▶ **Problem**
Reproduce the records below exactly as given.

Saved entries

···

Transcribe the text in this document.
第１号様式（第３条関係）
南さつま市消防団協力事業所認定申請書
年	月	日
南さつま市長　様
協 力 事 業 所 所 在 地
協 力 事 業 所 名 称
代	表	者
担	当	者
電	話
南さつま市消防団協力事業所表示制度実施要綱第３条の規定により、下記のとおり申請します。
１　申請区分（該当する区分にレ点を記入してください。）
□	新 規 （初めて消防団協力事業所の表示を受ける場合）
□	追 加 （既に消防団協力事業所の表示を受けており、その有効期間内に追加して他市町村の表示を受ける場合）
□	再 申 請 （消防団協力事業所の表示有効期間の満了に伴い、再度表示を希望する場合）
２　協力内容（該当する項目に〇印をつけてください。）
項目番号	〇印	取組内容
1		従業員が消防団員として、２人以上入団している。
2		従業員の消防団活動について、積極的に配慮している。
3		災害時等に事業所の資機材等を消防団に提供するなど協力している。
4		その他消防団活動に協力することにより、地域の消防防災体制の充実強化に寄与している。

···

▶ **Result of this exercise**
Transcribe the text in this document.
第１号様式（第３条関係）
南さつま市消防団協力事業所認定申請書
年	月	日
南さつま市長　様
協 力 事 業 所 所 在 地
協 力 事 業 所 名 称
代	表	者
担	当	者
電	話
南さつま市消防団協力事業所表示制度実施要綱第３条の規定により、下記のとおり申請します。
１　申請区分（該当する区分にレ点を記入してください。）
□	新 規 （初めて消防団協力事業所の表示を受ける場合）
□	追 加 （既に消防団協力事業所の表示を受けており、その有効期間内に追加して他市町村の表示を受ける場合）
□	再 申 請 （消防団協力事業所の表示有効期間の満了に伴い、再度表示を希望する場合）
２　協力内容（該当する項目に〇印をつけてください。）
項目番号	〇印	取組内容
1		従業員が消防団員として、２人以上入団している。
2		従業員の消防団活動について、積極的に配慮している。
3		災害時等に事業所の資機材等を消防団に提供するなど協力している。
4		その他消防団活動に協力することにより、地域の消防防災体制の充実強化に寄与している。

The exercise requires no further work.